**Extracted information:**
▽
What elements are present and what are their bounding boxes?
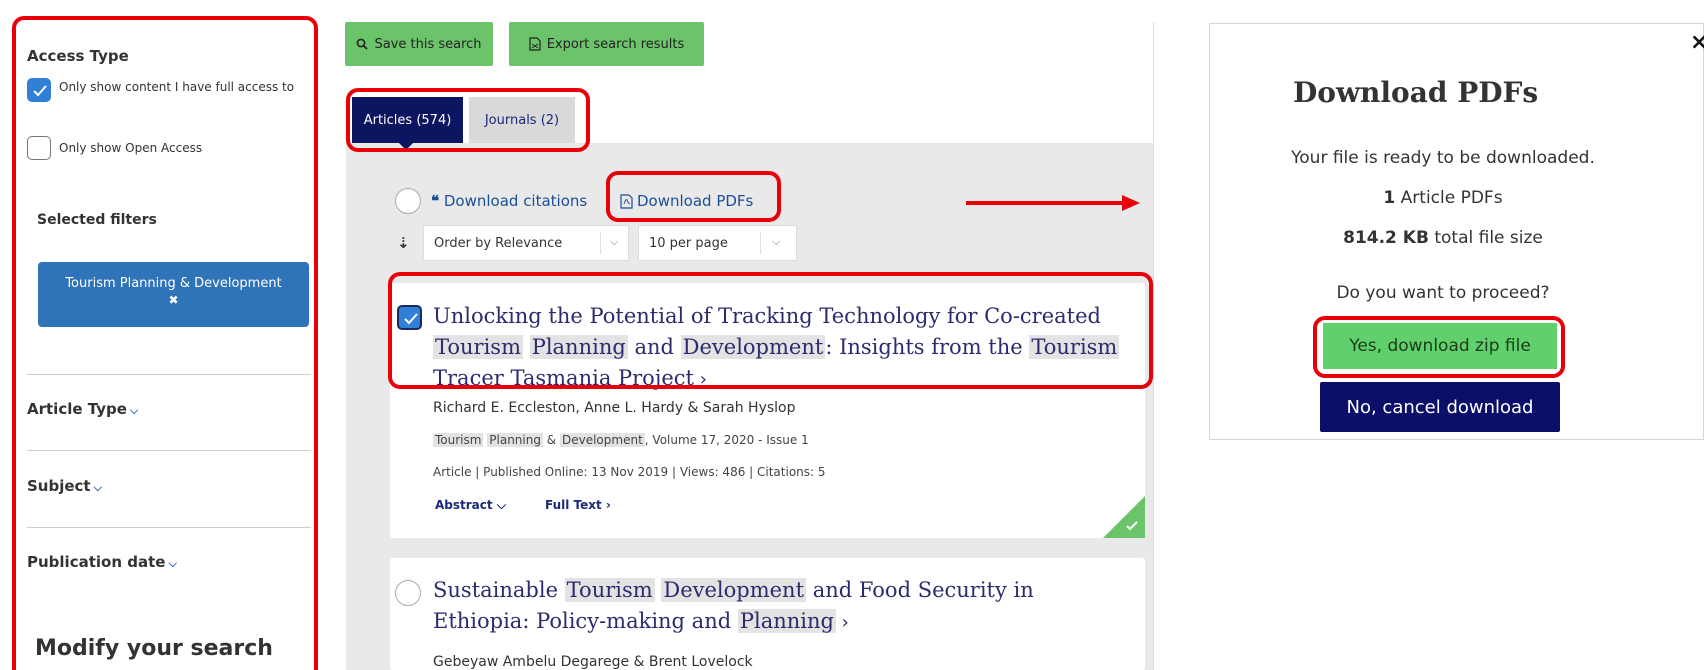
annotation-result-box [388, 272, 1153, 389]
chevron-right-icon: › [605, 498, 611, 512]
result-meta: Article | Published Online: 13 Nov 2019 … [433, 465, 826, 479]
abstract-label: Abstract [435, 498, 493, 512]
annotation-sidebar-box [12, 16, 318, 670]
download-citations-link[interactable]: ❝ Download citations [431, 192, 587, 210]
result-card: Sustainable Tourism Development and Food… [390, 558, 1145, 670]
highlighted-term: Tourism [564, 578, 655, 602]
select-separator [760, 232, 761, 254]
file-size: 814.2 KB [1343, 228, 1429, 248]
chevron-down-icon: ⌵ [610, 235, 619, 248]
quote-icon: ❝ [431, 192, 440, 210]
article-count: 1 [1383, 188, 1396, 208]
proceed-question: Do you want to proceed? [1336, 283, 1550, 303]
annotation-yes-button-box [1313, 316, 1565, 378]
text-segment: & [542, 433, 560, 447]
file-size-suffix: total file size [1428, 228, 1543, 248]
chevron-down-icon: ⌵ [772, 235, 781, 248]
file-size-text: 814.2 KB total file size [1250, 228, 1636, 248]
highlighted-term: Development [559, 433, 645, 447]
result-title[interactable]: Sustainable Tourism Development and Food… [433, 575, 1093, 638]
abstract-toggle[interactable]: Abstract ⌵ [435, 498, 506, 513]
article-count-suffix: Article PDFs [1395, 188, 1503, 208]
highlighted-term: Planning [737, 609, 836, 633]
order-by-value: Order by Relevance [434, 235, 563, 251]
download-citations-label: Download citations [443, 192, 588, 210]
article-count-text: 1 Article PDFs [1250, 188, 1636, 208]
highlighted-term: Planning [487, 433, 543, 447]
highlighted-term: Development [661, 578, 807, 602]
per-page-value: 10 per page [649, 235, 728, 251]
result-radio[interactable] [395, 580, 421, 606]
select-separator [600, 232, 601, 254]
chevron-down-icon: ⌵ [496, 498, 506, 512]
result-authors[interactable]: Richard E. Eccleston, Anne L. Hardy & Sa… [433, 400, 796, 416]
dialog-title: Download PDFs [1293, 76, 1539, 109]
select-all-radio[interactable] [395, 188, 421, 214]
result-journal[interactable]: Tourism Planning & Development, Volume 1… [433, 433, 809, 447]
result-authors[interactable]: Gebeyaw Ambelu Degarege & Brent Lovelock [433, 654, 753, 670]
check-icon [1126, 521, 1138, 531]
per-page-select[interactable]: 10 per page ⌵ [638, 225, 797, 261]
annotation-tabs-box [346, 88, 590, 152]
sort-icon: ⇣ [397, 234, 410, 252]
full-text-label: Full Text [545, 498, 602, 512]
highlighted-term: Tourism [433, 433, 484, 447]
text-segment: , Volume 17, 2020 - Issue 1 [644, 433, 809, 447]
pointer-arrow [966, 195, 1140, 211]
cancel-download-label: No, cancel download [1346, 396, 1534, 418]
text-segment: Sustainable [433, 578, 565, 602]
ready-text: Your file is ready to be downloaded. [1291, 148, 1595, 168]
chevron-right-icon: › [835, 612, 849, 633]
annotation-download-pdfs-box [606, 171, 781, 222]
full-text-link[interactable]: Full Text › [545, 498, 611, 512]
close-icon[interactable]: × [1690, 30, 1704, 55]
△
**Required work:**
Repeat, without any change, the lines from the records above, starting with the line that contains "annotation-result-box [388, 272, 1153, 389]" and going on through the line that contains "chevron-down-icon: ⌵ [610, 235, 619, 248]".

**Completed task:**
annotation-result-box [388, 272, 1153, 389]
chevron-right-icon: › [605, 498, 611, 512]
result-meta: Article | Published Online: 13 Nov 2019 … [433, 465, 826, 479]
abstract-label: Abstract [435, 498, 493, 512]
annotation-sidebar-box [12, 16, 318, 670]
download-citations-link[interactable]: ❝ Download citations [431, 192, 587, 210]
result-card: Sustainable Tourism Development and Food… [390, 558, 1145, 670]
highlighted-term: Tourism [564, 578, 655, 602]
select-separator [760, 232, 761, 254]
file-size: 814.2 KB [1343, 228, 1429, 248]
chevron-down-icon: ⌵ [610, 235, 619, 248]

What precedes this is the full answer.